## Task
Find the string "Podzim" in the records. Copy every line it appears in.

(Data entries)
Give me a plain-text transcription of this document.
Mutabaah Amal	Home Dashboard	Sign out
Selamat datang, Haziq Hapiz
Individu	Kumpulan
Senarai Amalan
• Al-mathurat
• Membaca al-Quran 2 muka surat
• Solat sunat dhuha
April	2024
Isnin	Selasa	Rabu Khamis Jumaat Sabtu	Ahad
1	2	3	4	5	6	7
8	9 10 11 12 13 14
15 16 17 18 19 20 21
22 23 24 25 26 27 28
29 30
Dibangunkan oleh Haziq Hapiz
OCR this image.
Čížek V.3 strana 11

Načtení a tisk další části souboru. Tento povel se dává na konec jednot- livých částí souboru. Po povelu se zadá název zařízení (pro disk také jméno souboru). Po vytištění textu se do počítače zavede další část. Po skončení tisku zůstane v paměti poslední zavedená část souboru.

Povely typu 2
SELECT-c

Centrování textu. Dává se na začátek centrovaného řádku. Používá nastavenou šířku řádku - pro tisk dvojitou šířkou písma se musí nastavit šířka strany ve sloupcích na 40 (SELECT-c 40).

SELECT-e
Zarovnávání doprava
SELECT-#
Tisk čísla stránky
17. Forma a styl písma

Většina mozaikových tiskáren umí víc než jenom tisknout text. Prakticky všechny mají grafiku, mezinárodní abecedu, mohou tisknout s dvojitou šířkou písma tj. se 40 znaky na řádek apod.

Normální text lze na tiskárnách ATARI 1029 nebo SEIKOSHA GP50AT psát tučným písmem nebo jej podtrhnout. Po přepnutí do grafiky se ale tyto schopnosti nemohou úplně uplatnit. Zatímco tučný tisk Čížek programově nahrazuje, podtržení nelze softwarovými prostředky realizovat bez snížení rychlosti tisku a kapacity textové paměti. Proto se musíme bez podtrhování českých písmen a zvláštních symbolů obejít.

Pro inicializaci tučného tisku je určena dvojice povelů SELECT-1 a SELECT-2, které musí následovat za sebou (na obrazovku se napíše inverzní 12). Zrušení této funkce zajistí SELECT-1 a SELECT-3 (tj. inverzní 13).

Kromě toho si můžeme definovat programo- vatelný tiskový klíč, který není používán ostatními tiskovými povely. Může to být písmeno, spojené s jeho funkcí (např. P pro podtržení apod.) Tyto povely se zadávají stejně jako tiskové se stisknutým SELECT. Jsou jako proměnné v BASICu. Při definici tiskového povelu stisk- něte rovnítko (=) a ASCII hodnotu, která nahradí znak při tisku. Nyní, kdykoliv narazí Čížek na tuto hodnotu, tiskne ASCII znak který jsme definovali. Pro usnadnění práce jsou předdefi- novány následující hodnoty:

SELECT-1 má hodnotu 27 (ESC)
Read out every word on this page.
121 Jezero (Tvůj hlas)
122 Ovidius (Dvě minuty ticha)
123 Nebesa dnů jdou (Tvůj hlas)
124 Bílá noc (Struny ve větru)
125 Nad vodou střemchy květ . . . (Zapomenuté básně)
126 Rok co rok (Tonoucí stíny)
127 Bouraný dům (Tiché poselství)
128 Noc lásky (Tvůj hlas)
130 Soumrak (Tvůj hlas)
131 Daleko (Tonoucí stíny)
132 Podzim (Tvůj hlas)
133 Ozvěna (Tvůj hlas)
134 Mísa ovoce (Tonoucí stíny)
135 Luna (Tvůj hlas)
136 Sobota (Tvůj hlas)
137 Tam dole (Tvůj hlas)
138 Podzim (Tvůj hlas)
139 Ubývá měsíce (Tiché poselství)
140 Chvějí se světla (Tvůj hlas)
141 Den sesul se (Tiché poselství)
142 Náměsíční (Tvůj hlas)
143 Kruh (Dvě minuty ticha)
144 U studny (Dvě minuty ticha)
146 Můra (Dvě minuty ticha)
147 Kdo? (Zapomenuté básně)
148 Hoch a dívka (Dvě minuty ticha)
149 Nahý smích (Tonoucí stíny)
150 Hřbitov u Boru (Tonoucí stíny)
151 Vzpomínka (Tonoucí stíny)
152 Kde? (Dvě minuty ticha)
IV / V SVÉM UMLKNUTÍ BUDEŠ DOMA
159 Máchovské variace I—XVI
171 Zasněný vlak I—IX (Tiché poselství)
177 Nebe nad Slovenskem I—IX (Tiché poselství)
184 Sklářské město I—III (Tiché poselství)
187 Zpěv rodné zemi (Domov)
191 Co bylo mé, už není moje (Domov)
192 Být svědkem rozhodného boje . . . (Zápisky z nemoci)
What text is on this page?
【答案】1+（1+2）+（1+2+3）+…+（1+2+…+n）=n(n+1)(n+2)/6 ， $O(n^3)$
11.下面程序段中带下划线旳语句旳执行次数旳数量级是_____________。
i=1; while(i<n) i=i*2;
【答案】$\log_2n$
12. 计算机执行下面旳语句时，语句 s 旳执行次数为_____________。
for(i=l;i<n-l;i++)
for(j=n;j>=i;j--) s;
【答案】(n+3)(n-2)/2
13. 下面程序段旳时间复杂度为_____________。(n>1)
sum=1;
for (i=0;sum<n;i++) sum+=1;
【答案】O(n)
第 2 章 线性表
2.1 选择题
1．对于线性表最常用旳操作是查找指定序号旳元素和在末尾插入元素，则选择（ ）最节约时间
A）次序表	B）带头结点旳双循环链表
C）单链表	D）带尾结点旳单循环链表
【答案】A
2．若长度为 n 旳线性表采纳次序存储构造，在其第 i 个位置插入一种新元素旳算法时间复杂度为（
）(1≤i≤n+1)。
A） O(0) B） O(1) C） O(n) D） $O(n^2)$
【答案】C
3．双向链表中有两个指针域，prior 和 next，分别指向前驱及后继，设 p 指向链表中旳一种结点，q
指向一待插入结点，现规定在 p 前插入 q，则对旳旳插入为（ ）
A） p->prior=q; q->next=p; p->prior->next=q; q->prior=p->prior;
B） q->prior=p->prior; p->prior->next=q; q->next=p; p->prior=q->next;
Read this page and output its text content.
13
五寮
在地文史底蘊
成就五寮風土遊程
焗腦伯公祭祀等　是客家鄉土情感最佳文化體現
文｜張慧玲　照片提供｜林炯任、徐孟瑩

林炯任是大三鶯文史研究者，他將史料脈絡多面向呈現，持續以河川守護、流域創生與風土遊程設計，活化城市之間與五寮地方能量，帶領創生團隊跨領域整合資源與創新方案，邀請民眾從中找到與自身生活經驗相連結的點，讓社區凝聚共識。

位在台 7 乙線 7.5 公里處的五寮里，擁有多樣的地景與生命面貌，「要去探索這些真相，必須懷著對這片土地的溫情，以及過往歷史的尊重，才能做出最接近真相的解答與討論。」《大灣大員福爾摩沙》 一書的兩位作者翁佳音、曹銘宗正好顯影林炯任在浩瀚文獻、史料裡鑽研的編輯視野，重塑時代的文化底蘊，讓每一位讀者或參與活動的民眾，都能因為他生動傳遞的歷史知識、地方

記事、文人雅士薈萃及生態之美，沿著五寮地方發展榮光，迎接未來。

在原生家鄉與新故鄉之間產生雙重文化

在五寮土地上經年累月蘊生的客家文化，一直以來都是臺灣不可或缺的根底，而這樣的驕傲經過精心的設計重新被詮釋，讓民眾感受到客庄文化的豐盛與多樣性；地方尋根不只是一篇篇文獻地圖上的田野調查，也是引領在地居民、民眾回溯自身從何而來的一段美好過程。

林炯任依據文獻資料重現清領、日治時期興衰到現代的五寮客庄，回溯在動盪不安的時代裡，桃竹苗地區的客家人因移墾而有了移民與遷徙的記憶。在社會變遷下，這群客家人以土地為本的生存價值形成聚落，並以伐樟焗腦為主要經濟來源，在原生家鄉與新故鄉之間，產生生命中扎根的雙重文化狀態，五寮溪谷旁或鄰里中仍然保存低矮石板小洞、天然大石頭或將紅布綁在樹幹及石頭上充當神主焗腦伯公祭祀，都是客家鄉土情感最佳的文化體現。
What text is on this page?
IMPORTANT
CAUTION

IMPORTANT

## Exercise result
132 Podzim (Tvůj hlas)
138 Podzim (Tvůj hlas)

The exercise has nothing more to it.